- Written instruction -
Find the word "values" in the listing; pull out each line holding it.

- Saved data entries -
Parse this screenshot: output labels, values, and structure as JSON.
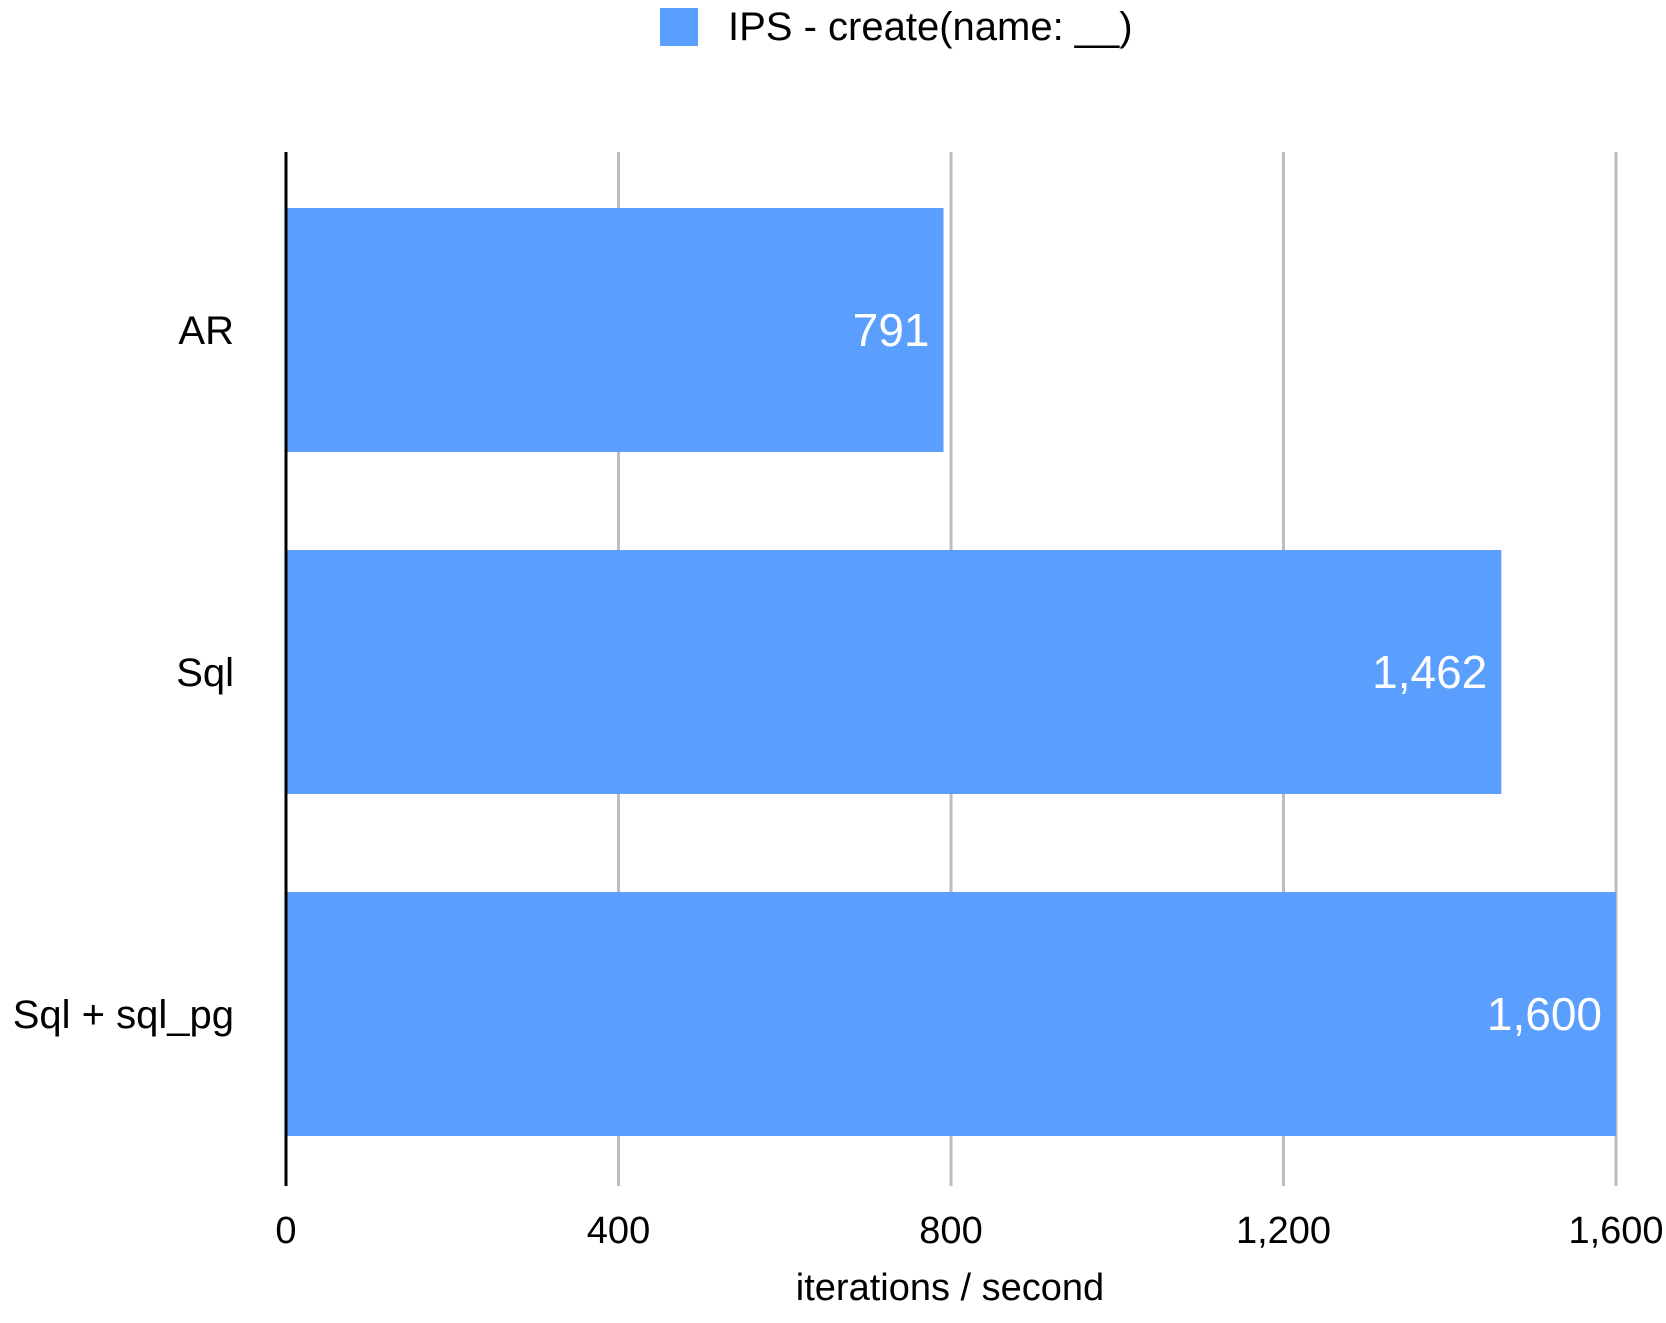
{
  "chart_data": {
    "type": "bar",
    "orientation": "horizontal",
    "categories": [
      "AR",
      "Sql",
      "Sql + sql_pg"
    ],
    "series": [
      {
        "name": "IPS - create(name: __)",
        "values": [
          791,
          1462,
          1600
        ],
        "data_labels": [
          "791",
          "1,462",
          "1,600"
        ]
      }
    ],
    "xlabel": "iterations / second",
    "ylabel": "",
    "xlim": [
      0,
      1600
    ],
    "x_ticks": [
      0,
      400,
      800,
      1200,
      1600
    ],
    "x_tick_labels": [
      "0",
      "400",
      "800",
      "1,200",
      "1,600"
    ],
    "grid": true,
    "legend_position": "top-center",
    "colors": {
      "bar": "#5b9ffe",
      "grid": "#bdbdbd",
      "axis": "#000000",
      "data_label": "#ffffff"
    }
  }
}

- Right answer -
Parse this screenshot: output labels, values, and structure as JSON.
        "values": [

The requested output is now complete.